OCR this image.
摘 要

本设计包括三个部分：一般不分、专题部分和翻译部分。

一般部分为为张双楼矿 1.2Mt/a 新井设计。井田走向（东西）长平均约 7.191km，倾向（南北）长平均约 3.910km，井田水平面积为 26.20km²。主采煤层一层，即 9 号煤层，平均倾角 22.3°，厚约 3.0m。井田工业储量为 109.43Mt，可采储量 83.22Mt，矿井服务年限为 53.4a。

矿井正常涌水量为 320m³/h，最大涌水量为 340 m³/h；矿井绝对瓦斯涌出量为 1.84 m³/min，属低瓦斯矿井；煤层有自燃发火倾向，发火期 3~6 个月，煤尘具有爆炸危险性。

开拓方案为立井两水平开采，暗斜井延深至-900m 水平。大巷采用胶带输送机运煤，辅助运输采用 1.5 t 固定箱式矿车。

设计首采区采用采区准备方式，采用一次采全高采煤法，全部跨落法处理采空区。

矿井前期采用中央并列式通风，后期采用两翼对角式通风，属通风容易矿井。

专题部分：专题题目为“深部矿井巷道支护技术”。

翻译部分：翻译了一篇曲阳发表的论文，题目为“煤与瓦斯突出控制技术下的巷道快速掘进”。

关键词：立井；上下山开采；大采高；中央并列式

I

* [The task] Copy every line exactly. Leave nothing out.

* [Result of this task]
OCR this image.
摘 要

本设计包括三个部分：一般不分、专题部分和翻译部分。

一般部分为为张双楼矿 1.2Mt/a 新井设计。井田走向（东西）长平均约 7.191km，倾向（南北）长平均约 3.910km，井田水平面积为 26.20km²。主采煤层一层，即 9 号煤层，平均倾角 22.3°，厚约 3.0m。井田工业储量为 109.43Mt，可采储量 83.22Mt，矿井服务年限为 53.4a。

矿井正常涌水量为 320m³/h，最大涌水量为 340 m³/h；矿井绝对瓦斯涌出量为 1.84 m³/min，属低瓦斯矿井；煤层有自燃发火倾向，发火期 3~6 个月，煤尘具有爆炸危险性。

开拓方案为立井两水平开采，暗斜井延深至-900m 水平。大巷采用胶带输送机运煤，辅助运输采用 1.5 t 固定箱式矿车。

设计首采区采用采区准备方式，采用一次采全高采煤法，全部跨落法处理采空区。

矿井前期采用中央并列式通风，后期采用两翼对角式通风，属通风容易矿井。

专题部分：专题题目为“深部矿井巷道支护技术”。

翻译部分：翻译了一篇曲阳发表的论文，题目为“煤与瓦斯突出控制技术下的巷道快速掘进”。

关键词：立井；上下山开采；大采高；中央并列式

I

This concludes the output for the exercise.